*Task*
Copy out all of the data exactly as it appears.

*Data listing*
"""

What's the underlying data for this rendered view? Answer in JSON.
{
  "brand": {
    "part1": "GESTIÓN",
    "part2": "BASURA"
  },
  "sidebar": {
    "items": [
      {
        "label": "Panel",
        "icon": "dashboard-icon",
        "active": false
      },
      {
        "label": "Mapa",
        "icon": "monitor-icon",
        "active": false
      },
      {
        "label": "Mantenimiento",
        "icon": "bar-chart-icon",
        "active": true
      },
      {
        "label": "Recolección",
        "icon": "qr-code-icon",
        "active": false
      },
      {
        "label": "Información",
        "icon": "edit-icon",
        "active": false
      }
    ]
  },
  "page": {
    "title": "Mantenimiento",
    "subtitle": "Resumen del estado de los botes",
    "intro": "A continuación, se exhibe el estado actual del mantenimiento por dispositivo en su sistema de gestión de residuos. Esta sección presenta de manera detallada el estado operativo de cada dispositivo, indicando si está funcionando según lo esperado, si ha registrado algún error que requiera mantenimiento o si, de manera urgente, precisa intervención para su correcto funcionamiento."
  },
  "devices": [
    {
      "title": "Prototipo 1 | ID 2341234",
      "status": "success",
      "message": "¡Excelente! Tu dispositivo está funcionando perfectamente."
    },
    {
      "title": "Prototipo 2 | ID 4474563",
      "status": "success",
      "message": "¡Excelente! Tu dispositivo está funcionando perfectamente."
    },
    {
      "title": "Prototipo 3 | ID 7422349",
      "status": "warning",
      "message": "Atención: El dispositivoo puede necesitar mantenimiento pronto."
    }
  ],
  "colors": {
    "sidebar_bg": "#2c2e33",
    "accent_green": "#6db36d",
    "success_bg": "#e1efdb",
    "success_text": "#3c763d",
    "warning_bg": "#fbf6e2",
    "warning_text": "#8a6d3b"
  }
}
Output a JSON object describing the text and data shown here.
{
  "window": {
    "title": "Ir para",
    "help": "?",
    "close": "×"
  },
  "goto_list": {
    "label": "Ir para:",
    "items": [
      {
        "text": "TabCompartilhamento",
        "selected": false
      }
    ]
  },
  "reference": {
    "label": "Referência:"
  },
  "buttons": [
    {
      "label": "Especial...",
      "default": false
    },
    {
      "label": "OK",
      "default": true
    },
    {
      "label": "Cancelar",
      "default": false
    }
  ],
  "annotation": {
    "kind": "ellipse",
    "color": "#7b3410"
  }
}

"""

*Exercise answer*
What's the underlying data for this rendered view? Answer in JSON.
{
  "brand": {
    "part1": "GESTIÓN",
    "part2": "BASURA"
  },
  "sidebar": {
    "items": [
      {
        "label": "Panel",
        "icon": "dashboard-icon",
        "active": false
      },
      {
        "label": "Mapa",
        "icon": "monitor-icon",
        "active": false
      },
      {
        "label": "Mantenimiento",
        "icon": "bar-chart-icon",
        "active": true
      },
      {
        "label": "Recolección",
        "icon": "qr-code-icon",
        "active": false
      },
      {
        "label": "Información",
        "icon": "edit-icon",
        "active": false
      }
    ]
  },
  "page": {
    "title": "Mantenimiento",
    "subtitle": "Resumen del estado de los botes",
    "intro": "A continuación, se exhibe el estado actual del mantenimiento por dispositivo en su sistema de gestión de residuos. Esta sección presenta de manera detallada el estado operativo de cada dispositivo, indicando si está funcionando según lo esperado, si ha registrado algún error que requiera mantenimiento o si, de manera urgente, precisa intervención para su correcto funcionamiento."
  },
  "devices": [
    {
      "title": "Prototipo 1 | ID 2341234",
      "status": "success",
      "message": "¡Excelente! Tu dispositivo está funcionando perfectamente."
    },
    {
      "title": "Prototipo 2 | ID 4474563",
      "status": "success",
      "message": "¡Excelente! Tu dispositivo está funcionando perfectamente."
    },
    {
      "title": "Prototipo 3 | ID 7422349",
      "status": "warning",
      "message": "Atención: El dispositivoo puede necesitar mantenimiento pronto."
    }
  ],
  "colors": {
    "sidebar_bg": "#2c2e33",
    "accent_green": "#6db36d",
    "success_bg": "#e1efdb",
    "success_text": "#3c763d",
    "warning_bg": "#fbf6e2",
    "warning_text": "#8a6d3b"
  }
}
Output a JSON object describing the text and data shown here.
{
  "window": {
    "title": "Ir para",
    "help": "?",
    "close": "×"
  },
  "goto_list": {
    "label": "Ir para:",
    "items": [
      {
        "text": "TabCompartilhamento",
        "selected": false
      }
    ]
  },
  "reference": {
    "label": "Referência:"
  },
  "buttons": [
    {
      "label": "Especial...",
      "default": false
    },
    {
      "label": "OK",
      "default": true
    },
    {
      "label": "Cancelar",
      "default": false
    }
  ],
  "annotation": {
    "kind": "ellipse",
    "color": "#7b3410"
  }
}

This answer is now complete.